## Start Entries provided
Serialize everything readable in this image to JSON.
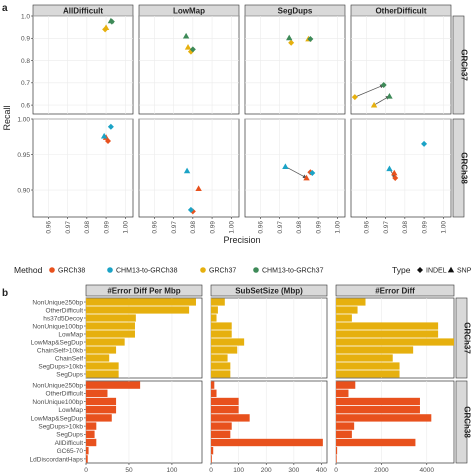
{
  "chart_data": [
    {
      "panel_label": "a",
      "type": "scatter",
      "xlabel": "Precision",
      "ylabel": "Recall",
      "xticks": [
        0.96,
        0.97,
        0.98,
        0.99,
        1.0
      ],
      "xtick_labels": [
        "0.96",
        "0.97",
        "0.98",
        "0.99",
        "1.00"
      ],
      "xlim": [
        0.952,
        1.004
      ],
      "rows": [
        {
          "name": "GRCh37",
          "ylim": [
            0.56,
            1.0
          ],
          "yticks": [
            0.6,
            0.7,
            0.8,
            0.9,
            1.0
          ],
          "ytick_labels": [
            "0.6",
            "0.7",
            "0.8",
            "0.9",
            "1.0"
          ]
        },
        {
          "name": "GRCh38",
          "ylim": [
            0.862,
            1.0
          ],
          "yticks": [
            0.9,
            0.95,
            1.0
          ],
          "ytick_labels": [
            "0.90",
            "0.95",
            "1.00"
          ]
        }
      ],
      "columns": [
        "AllDifficult",
        "LowMap",
        "SegDups",
        "OtherDifficult"
      ],
      "series_colors": {
        "GRCh38": "#e8511d",
        "CHM13-to-GRCh38": "#1ba3c6",
        "GRCh37": "#e6b00e",
        "CHM13-to-GRCh37": "#3e8a58"
      },
      "points": [
        {
          "row": "GRCh37",
          "col": "AllDifficult",
          "series": "GRCh37",
          "type": "INDEL",
          "x": 0.9895,
          "y": 0.94
        },
        {
          "row": "GRCh37",
          "col": "AllDifficult",
          "series": "GRCh37",
          "type": "SNP",
          "x": 0.99,
          "y": 0.948
        },
        {
          "row": "GRCh37",
          "col": "AllDifficult",
          "series": "CHM13-to-GRCh37",
          "type": "INDEL",
          "x": 0.993,
          "y": 0.975
        },
        {
          "row": "GRCh37",
          "col": "AllDifficult",
          "series": "CHM13-to-GRCh37",
          "type": "SNP",
          "x": 0.9925,
          "y": 0.978
        },
        {
          "row": "GRCh37",
          "col": "LowMap",
          "series": "GRCh37",
          "type": "INDEL",
          "x": 0.979,
          "y": 0.84
        },
        {
          "row": "GRCh37",
          "col": "LowMap",
          "series": "GRCh37",
          "type": "SNP",
          "x": 0.9775,
          "y": 0.86
        },
        {
          "row": "GRCh37",
          "col": "LowMap",
          "series": "CHM13-to-GRCh37",
          "type": "INDEL",
          "x": 0.98,
          "y": 0.85
        },
        {
          "row": "GRCh37",
          "col": "LowMap",
          "series": "CHM13-to-GRCh37",
          "type": "SNP",
          "x": 0.9765,
          "y": 0.91
        },
        {
          "row": "GRCh37",
          "col": "SegDups",
          "series": "GRCh37",
          "type": "INDEL",
          "x": 0.976,
          "y": 0.88
        },
        {
          "row": "GRCh37",
          "col": "SegDups",
          "series": "GRCh37",
          "type": "SNP",
          "x": 0.985,
          "y": 0.897
        },
        {
          "row": "GRCh37",
          "col": "SegDups",
          "series": "CHM13-to-GRCh37",
          "type": "INDEL",
          "x": 0.986,
          "y": 0.897
        },
        {
          "row": "GRCh37",
          "col": "SegDups",
          "series": "CHM13-to-GRCh37",
          "type": "SNP",
          "x": 0.975,
          "y": 0.902
        },
        {
          "row": "GRCh37",
          "col": "OtherDifficult",
          "series": "GRCh37",
          "type": "INDEL",
          "x": 0.954,
          "y": 0.636
        },
        {
          "row": "GRCh37",
          "col": "OtherDifficult",
          "series": "GRCh37",
          "type": "SNP",
          "x": 0.964,
          "y": 0.6
        },
        {
          "row": "GRCh37",
          "col": "OtherDifficult",
          "series": "CHM13-to-GRCh37",
          "type": "INDEL",
          "x": 0.969,
          "y": 0.69
        },
        {
          "row": "GRCh37",
          "col": "OtherDifficult",
          "series": "CHM13-to-GRCh37",
          "type": "SNP",
          "x": 0.972,
          "y": 0.64
        },
        {
          "row": "GRCh38",
          "col": "AllDifficult",
          "series": "GRCh38",
          "type": "INDEL",
          "x": 0.991,
          "y": 0.969
        },
        {
          "row": "GRCh38",
          "col": "AllDifficult",
          "series": "GRCh38",
          "type": "SNP",
          "x": 0.99,
          "y": 0.974
        },
        {
          "row": "GRCh38",
          "col": "AllDifficult",
          "series": "CHM13-to-GRCh38",
          "type": "INDEL",
          "x": 0.9925,
          "y": 0.989
        },
        {
          "row": "GRCh38",
          "col": "AllDifficult",
          "series": "CHM13-to-GRCh38",
          "type": "SNP",
          "x": 0.989,
          "y": 0.976
        },
        {
          "row": "GRCh38",
          "col": "LowMap",
          "series": "GRCh38",
          "type": "INDEL",
          "x": 0.98,
          "y": 0.87
        },
        {
          "row": "GRCh38",
          "col": "LowMap",
          "series": "GRCh38",
          "type": "SNP",
          "x": 0.983,
          "y": 0.902
        },
        {
          "row": "GRCh38",
          "col": "LowMap",
          "series": "CHM13-to-GRCh38",
          "type": "INDEL",
          "x": 0.979,
          "y": 0.872
        },
        {
          "row": "GRCh38",
          "col": "LowMap",
          "series": "CHM13-to-GRCh38",
          "type": "SNP",
          "x": 0.977,
          "y": 0.927
        },
        {
          "row": "GRCh38",
          "col": "SegDups",
          "series": "GRCh38",
          "type": "INDEL",
          "x": 0.986,
          "y": 0.925
        },
        {
          "row": "GRCh38",
          "col": "SegDups",
          "series": "GRCh38",
          "type": "SNP",
          "x": 0.984,
          "y": 0.917
        },
        {
          "row": "GRCh38",
          "col": "SegDups",
          "series": "CHM13-to-GRCh38",
          "type": "INDEL",
          "x": 0.987,
          "y": 0.924
        },
        {
          "row": "GRCh38",
          "col": "SegDups",
          "series": "CHM13-to-GRCh38",
          "type": "SNP",
          "x": 0.973,
          "y": 0.933
        },
        {
          "row": "GRCh38",
          "col": "OtherDifficult",
          "series": "GRCh38",
          "type": "INDEL",
          "x": 0.975,
          "y": 0.917
        },
        {
          "row": "GRCh38",
          "col": "OtherDifficult",
          "series": "GRCh38",
          "type": "SNP",
          "x": 0.9745,
          "y": 0.924
        },
        {
          "row": "GRCh38",
          "col": "OtherDifficult",
          "series": "CHM13-to-GRCh38",
          "type": "INDEL",
          "x": 0.99,
          "y": 0.965
        },
        {
          "row": "GRCh38",
          "col": "OtherDifficult",
          "series": "CHM13-to-GRCh38",
          "type": "SNP",
          "x": 0.972,
          "y": 0.93
        }
      ],
      "arrows": [
        {
          "row": "GRCh37",
          "col": "OtherDifficult",
          "from": [
            0.954,
            0.636
          ],
          "to": [
            0.969,
            0.69
          ]
        },
        {
          "row": "GRCh37",
          "col": "OtherDifficult",
          "from": [
            0.964,
            0.6
          ],
          "to": [
            0.972,
            0.64
          ]
        },
        {
          "row": "GRCh38",
          "col": "SegDups",
          "from": [
            0.973,
            0.933
          ],
          "to": [
            0.984,
            0.917
          ]
        },
        {
          "row": "GRCh38",
          "col": "OtherDifficult",
          "from": [
            0.972,
            0.93
          ],
          "to": [
            0.975,
            0.917
          ]
        }
      ]
    },
    {
      "panel_label": "b",
      "type": "bar",
      "orientation": "horizontal",
      "columns": [
        {
          "name": "#Error Diff Per Mbp",
          "xlim": [
            0,
            135
          ],
          "xticks": [
            0,
            50,
            100
          ],
          "xtick_labels": [
            "0",
            "50",
            "100"
          ]
        },
        {
          "name": "SubSetSize (Mbp)",
          "xlim": [
            0,
            420
          ],
          "xticks": [
            0,
            100,
            200,
            300,
            400
          ],
          "xtick_labels": [
            "0",
            "100",
            "200",
            "300",
            "400"
          ]
        },
        {
          "name": "#Error Diff",
          "xlim": [
            0,
            5200
          ],
          "xticks": [
            0,
            2000,
            4000
          ],
          "xtick_labels": [
            "0",
            "2000",
            "4000"
          ]
        }
      ],
      "rows": [
        {
          "name": "GRCh37",
          "color": "#e6b00e",
          "categories": [
            "NonUnique250bp",
            "OtherDifficult",
            "hs37d5Decoy",
            "NonUnique100bp",
            "LowMap",
            "LowMap&SegDup",
            "ChainSelf>10kb",
            "ChainSelf",
            "SegDups>10kb",
            "SegDups"
          ],
          "values": [
            [
              128,
              120,
              58,
              57,
              57,
              45,
              35,
              27,
              38,
              38
            ],
            [
              50,
              25,
              20,
              75,
              75,
              120,
              95,
              60,
              70,
              70
            ],
            [
              1300,
              950,
              700,
              4500,
              4500,
              5200,
              3400,
              2500,
              2800,
              2800
            ]
          ]
        },
        {
          "name": "GRCh38",
          "color": "#e8511d",
          "categories": [
            "NonUnique250bp",
            "OtherDifficult",
            "NonUnique100bp",
            "LowMap",
            "LowMap&SegDup",
            "SegDups>10kb",
            "SegDups",
            "AllDifficult",
            "GC65-70",
            "LdDiscordantHaps"
          ],
          "values": [
            [
              63,
              25,
              35,
              35,
              30,
              12,
              10,
              12,
              3,
              2
            ],
            [
              12,
              20,
              100,
              100,
              140,
              75,
              70,
              405,
              8,
              3
            ],
            [
              850,
              550,
              3700,
              3700,
              4200,
              800,
              700,
              3500,
              50,
              30
            ]
          ]
        }
      ]
    }
  ],
  "legend": {
    "method_title": "Method",
    "method_items": [
      {
        "label": "GRCh38",
        "color": "#e8511d"
      },
      {
        "label": "CHM13-to-GRCh38",
        "color": "#1ba3c6"
      },
      {
        "label": "GRCh37",
        "color": "#e6b00e"
      },
      {
        "label": "CHM13-to-GRCh37",
        "color": "#3e8a58"
      }
    ],
    "type_title": "Type",
    "type_items": [
      {
        "label": "INDEL",
        "shape": "diamond"
      },
      {
        "label": "SNP",
        "shape": "triangle"
      }
    ]
  }
}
## End Entries provided
■ Task prompt
Reply with only the number of lines in the material above where the string "name" appears.

■ The completed task
7